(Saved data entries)
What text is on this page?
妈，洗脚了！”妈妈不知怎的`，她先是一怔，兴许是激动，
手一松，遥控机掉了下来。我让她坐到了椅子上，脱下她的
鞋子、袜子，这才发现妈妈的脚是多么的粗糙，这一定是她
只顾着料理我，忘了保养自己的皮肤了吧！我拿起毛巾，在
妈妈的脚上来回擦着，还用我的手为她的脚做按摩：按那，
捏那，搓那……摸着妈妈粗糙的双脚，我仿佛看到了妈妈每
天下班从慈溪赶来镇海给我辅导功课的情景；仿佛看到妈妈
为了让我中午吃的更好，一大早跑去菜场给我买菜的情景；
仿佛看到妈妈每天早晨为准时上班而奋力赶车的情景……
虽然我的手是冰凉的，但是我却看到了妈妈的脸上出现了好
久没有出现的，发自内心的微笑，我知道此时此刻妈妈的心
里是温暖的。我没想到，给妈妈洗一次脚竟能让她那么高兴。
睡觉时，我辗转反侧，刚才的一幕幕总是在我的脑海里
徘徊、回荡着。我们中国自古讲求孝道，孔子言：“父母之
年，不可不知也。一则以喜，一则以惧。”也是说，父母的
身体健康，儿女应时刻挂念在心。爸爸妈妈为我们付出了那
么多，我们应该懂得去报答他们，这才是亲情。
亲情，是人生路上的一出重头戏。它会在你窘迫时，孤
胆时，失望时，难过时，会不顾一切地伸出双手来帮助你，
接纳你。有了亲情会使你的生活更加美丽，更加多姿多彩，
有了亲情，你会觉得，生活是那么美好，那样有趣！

__THE PROBLEM__
Return the listing above word for word.

__TASK OUTPUT__
What text is on this page?
妈，洗脚了！”妈妈不知怎的`，她先是一怔，兴许是激动，
手一松，遥控机掉了下来。我让她坐到了椅子上，脱下她的
鞋子、袜子，这才发现妈妈的脚是多么的粗糙，这一定是她
只顾着料理我，忘了保养自己的皮肤了吧！我拿起毛巾，在
妈妈的脚上来回擦着，还用我的手为她的脚做按摩：按那，
捏那，搓那……摸着妈妈粗糙的双脚，我仿佛看到了妈妈每
天下班从慈溪赶来镇海给我辅导功课的情景；仿佛看到妈妈
为了让我中午吃的更好，一大早跑去菜场给我买菜的情景；
仿佛看到妈妈每天早晨为准时上班而奋力赶车的情景……
虽然我的手是冰凉的，但是我却看到了妈妈的脸上出现了好
久没有出现的，发自内心的微笑，我知道此时此刻妈妈的心
里是温暖的。我没想到，给妈妈洗一次脚竟能让她那么高兴。
睡觉时，我辗转反侧，刚才的一幕幕总是在我的脑海里
徘徊、回荡着。我们中国自古讲求孝道，孔子言：“父母之
年，不可不知也。一则以喜，一则以惧。”也是说，父母的
身体健康，儿女应时刻挂念在心。爸爸妈妈为我们付出了那
么多，我们应该懂得去报答他们，这才是亲情。
亲情，是人生路上的一出重头戏。它会在你窘迫时，孤
胆时，失望时，难过时，会不顾一切地伸出双手来帮助你，
接纳你。有了亲情会使你的生活更加美丽，更加多姿多彩，
有了亲情，你会觉得，生活是那么美好，那样有趣！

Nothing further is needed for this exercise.